• _EXCERPTED RECORDS_
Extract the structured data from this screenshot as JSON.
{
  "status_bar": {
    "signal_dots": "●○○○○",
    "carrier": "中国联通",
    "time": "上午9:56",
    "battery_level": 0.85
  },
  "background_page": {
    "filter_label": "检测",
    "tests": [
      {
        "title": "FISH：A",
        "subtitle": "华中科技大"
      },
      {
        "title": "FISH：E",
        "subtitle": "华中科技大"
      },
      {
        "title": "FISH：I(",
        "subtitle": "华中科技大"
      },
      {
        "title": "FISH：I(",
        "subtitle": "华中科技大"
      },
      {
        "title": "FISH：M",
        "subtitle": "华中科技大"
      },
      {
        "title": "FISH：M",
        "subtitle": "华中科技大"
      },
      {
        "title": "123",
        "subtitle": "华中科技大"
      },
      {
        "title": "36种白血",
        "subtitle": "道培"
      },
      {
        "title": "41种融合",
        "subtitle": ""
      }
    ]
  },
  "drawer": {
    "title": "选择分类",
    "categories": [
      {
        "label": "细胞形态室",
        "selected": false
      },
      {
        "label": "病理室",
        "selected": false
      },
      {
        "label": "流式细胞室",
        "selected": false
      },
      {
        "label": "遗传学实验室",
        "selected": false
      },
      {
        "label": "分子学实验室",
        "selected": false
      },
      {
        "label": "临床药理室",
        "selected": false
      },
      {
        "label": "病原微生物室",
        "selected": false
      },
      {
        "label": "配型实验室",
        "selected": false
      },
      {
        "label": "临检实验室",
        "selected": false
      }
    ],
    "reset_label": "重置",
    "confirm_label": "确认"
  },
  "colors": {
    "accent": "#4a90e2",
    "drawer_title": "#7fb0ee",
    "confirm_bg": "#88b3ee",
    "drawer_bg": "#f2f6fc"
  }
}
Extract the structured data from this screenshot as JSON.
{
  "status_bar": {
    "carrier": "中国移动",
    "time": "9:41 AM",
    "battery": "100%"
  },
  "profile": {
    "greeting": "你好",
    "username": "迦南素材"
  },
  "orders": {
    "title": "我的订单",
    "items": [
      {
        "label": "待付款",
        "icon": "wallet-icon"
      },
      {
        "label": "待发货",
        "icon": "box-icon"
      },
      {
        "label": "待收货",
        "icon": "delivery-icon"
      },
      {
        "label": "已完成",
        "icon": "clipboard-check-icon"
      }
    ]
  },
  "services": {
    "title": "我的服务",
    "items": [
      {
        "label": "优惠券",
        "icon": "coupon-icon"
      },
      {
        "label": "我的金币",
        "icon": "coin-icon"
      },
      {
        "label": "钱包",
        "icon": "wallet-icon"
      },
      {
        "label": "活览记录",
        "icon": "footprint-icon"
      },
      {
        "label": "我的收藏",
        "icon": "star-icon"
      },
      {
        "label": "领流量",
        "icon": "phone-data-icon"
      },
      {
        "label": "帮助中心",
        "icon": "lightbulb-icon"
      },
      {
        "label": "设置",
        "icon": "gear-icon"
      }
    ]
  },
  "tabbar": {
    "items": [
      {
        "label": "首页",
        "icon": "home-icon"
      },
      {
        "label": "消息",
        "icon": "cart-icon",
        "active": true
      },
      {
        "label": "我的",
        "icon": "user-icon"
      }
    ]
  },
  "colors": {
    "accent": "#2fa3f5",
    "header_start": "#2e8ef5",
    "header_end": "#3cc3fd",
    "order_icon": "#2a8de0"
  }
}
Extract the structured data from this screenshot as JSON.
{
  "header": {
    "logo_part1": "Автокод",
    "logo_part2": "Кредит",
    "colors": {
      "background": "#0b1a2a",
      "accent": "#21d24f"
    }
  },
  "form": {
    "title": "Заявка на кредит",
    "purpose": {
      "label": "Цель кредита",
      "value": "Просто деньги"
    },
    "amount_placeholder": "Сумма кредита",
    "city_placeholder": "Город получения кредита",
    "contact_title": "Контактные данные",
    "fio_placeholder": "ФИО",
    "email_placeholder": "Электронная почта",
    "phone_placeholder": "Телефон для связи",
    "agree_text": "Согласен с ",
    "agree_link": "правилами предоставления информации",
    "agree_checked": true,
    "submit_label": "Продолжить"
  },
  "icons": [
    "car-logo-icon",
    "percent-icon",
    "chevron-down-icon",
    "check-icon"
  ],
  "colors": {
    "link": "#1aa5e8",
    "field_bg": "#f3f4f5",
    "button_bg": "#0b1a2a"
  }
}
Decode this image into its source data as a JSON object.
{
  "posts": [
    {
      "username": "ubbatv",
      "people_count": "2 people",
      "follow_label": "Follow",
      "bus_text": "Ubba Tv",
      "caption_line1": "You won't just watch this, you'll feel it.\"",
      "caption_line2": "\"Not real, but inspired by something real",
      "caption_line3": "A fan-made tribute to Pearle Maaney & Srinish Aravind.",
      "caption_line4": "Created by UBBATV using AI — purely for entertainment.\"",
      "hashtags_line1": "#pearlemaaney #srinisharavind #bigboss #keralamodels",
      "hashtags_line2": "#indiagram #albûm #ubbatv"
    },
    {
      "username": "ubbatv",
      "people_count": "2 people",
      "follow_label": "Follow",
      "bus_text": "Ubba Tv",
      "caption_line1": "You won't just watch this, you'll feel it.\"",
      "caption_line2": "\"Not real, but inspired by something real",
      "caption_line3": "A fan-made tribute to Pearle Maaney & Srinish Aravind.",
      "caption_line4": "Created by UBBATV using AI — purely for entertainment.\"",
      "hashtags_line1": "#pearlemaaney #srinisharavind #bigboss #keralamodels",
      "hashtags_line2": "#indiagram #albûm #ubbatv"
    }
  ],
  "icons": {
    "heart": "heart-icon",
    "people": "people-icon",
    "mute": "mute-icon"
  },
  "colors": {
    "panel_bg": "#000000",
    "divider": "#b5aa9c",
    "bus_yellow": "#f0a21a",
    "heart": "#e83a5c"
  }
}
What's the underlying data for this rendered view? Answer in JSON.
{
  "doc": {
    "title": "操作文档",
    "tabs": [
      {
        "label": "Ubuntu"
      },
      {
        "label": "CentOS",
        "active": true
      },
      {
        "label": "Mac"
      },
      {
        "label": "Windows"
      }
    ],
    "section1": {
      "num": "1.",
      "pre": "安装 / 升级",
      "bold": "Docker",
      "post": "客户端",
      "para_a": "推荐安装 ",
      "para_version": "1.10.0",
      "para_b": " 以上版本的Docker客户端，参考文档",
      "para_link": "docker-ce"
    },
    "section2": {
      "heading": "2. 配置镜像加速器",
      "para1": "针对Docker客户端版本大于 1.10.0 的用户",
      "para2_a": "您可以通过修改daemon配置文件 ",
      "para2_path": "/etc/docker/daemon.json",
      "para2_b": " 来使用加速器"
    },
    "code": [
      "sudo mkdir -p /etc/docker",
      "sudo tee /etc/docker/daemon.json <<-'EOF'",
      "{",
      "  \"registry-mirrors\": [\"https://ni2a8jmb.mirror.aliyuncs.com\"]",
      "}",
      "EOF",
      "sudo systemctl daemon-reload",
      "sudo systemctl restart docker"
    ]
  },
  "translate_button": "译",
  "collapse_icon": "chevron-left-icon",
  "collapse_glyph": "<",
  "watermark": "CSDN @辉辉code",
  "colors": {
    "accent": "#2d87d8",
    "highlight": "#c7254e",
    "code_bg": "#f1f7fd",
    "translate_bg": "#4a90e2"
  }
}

• _TASK STATEMENT_
Set all of the records down again, exactly as they stand.

• _COMPLETE OUTPUT_
Extract the structured data from this screenshot as JSON.
{
  "status_bar": {
    "signal_dots": "●○○○○",
    "carrier": "中国联通",
    "time": "上午9:56",
    "battery_level": 0.85
  },
  "background_page": {
    "filter_label": "检测",
    "tests": [
      {
        "title": "FISH：A",
        "subtitle": "华中科技大"
      },
      {
        "title": "FISH：E",
        "subtitle": "华中科技大"
      },
      {
        "title": "FISH：I(",
        "subtitle": "华中科技大"
      },
      {
        "title": "FISH：I(",
        "subtitle": "华中科技大"
      },
      {
        "title": "FISH：M",
        "subtitle": "华中科技大"
      },
      {
        "title": "FISH：M",
        "subtitle": "华中科技大"
      },
      {
        "title": "123",
        "subtitle": "华中科技大"
      },
      {
        "title": "36种白血",
        "subtitle": "道培"
      },
      {
        "title": "41种融合",
        "subtitle": ""
      }
    ]
  },
  "drawer": {
    "title": "选择分类",
    "categories": [
      {
        "label": "细胞形态室",
        "selected": false
      },
      {
        "label": "病理室",
        "selected": false
      },
      {
        "label": "流式细胞室",
        "selected": false
      },
      {
        "label": "遗传学实验室",
        "selected": false
      },
      {
        "label": "分子学实验室",
        "selected": false
      },
      {
        "label": "临床药理室",
        "selected": false
      },
      {
        "label": "病原微生物室",
        "selected": false
      },
      {
        "label": "配型实验室",
        "selected": false
      },
      {
        "label": "临检实验室",
        "selected": false
      }
    ],
    "reset_label": "重置",
    "confirm_label": "确认"
  },
  "colors": {
    "accent": "#4a90e2",
    "drawer_title": "#7fb0ee",
    "confirm_bg": "#88b3ee",
    "drawer_bg": "#f2f6fc"
  }
}
Extract the structured data from this screenshot as JSON.
{
  "status_bar": {
    "carrier": "中国移动",
    "time": "9:41 AM",
    "battery": "100%"
  },
  "profile": {
    "greeting": "你好",
    "username": "迦南素材"
  },
  "orders": {
    "title": "我的订单",
    "items": [
      {
        "label": "待付款",
        "icon": "wallet-icon"
      },
      {
        "label": "待发货",
        "icon": "box-icon"
      },
      {
        "label": "待收货",
        "icon": "delivery-icon"
      },
      {
        "label": "已完成",
        "icon": "clipboard-check-icon"
      }
    ]
  },
  "services": {
    "title": "我的服务",
    "items": [
      {
        "label": "优惠券",
        "icon": "coupon-icon"
      },
      {
        "label": "我的金币",
        "icon": "coin-icon"
      },
      {
        "label": "钱包",
        "icon": "wallet-icon"
      },
      {
        "label": "活览记录",
        "icon": "footprint-icon"
      },
      {
        "label": "我的收藏",
        "icon": "star-icon"
      },
      {
        "label": "领流量",
        "icon": "phone-data-icon"
      },
      {
        "label": "帮助中心",
        "icon": "lightbulb-icon"
      },
      {
        "label": "设置",
        "icon": "gear-icon"
      }
    ]
  },
  "tabbar": {
    "items": [
      {
        "label": "首页",
        "icon": "home-icon"
      },
      {
        "label": "消息",
        "icon": "cart-icon",
        "active": true
      },
      {
        "label": "我的",
        "icon": "user-icon"
      }
    ]
  },
  "colors": {
    "accent": "#2fa3f5",
    "header_start": "#2e8ef5",
    "header_end": "#3cc3fd",
    "order_icon": "#2a8de0"
  }
}
Extract the structured data from this screenshot as JSON.
{
  "header": {
    "logo_part1": "Автокод",
    "logo_part2": "Кредит",
    "colors": {
      "background": "#0b1a2a",
      "accent": "#21d24f"
    }
  },
  "form": {
    "title": "Заявка на кредит",
    "purpose": {
      "label": "Цель кредита",
      "value": "Просто деньги"
    },
    "amount_placeholder": "Сумма кредита",
    "city_placeholder": "Город получения кредита",
    "contact_title": "Контактные данные",
    "fio_placeholder": "ФИО",
    "email_placeholder": "Электронная почта",
    "phone_placeholder": "Телефон для связи",
    "agree_text": "Согласен с ",
    "agree_link": "правилами предоставления информации",
    "agree_checked": true,
    "submit_label": "Продолжить"
  },
  "icons": [
    "car-logo-icon",
    "percent-icon",
    "chevron-down-icon",
    "check-icon"
  ],
  "colors": {
    "link": "#1aa5e8",
    "field_bg": "#f3f4f5",
    "button_bg": "#0b1a2a"
  }
}
Decode this image into its source data as a JSON object.
{
  "posts": [
    {
      "username": "ubbatv",
      "people_count": "2 people",
      "follow_label": "Follow",
      "bus_text": "Ubba Tv",
      "caption_line1": "You won't just watch this, you'll feel it.\"",
      "caption_line2": "\"Not real, but inspired by something real",
      "caption_line3": "A fan-made tribute to Pearle Maaney & Srinish Aravind.",
      "caption_line4": "Created by UBBATV using AI — purely for entertainment.\"",
      "hashtags_line1": "#pearlemaaney #srinisharavind #bigboss #keralamodels",
      "hashtags_line2": "#indiagram #albûm #ubbatv"
    },
    {
      "username": "ubbatv",
      "people_count": "2 people",
      "follow_label": "Follow",
      "bus_text": "Ubba Tv",
      "caption_line1": "You won't just watch this, you'll feel it.\"",
      "caption_line2": "\"Not real, but inspired by something real",
      "caption_line3": "A fan-made tribute to Pearle Maaney & Srinish Aravind.",
      "caption_line4": "Created by UBBATV using AI — purely for entertainment.\"",
      "hashtags_line1": "#pearlemaaney #srinisharavind #bigboss #keralamodels",
      "hashtags_line2": "#indiagram #albûm #ubbatv"
    }
  ],
  "icons": {
    "heart": "heart-icon",
    "people": "people-icon",
    "mute": "mute-icon"
  },
  "colors": {
    "panel_bg": "#000000",
    "divider": "#b5aa9c",
    "bus_yellow": "#f0a21a",
    "heart": "#e83a5c"
  }
}
What's the underlying data for this rendered view? Answer in JSON.
{
  "doc": {
    "title": "操作文档",
    "tabs": [
      {
        "label": "Ubuntu"
      },
      {
        "label": "CentOS",
        "active": true
      },
      {
        "label": "Mac"
      },
      {
        "label": "Windows"
      }
    ],
    "section1": {
      "num": "1.",
      "pre": "安装 / 升级",
      "bold": "Docker",
      "post": "客户端",
      "para_a": "推荐安装 ",
      "para_version": "1.10.0",
      "para_b": " 以上版本的Docker客户端，参考文档",
      "para_link": "docker-ce"
    },
    "section2": {
      "heading": "2. 配置镜像加速器",
      "para1": "针对Docker客户端版本大于 1.10.0 的用户",
      "para2_a": "您可以通过修改daemon配置文件 ",
      "para2_path": "/etc/docker/daemon.json",
      "para2_b": " 来使用加速器"
    },
    "code": [
      "sudo mkdir -p /etc/docker",
      "sudo tee /etc/docker/daemon.json <<-'EOF'",
      "{",
      "  \"registry-mirrors\": [\"https://ni2a8jmb.mirror.aliyuncs.com\"]",
      "}",
      "EOF",
      "sudo systemctl daemon-reload",
      "sudo systemctl restart docker"
    ]
  },
  "translate_button": "译",
  "collapse_icon": "chevron-left-icon",
  "collapse_glyph": "<",
  "watermark": "CSDN @辉辉code",
  "colors": {
    "accent": "#2d87d8",
    "highlight": "#c7254e",
    "code_bg": "#f1f7fd",
    "translate_bg": "#4a90e2"
  }
}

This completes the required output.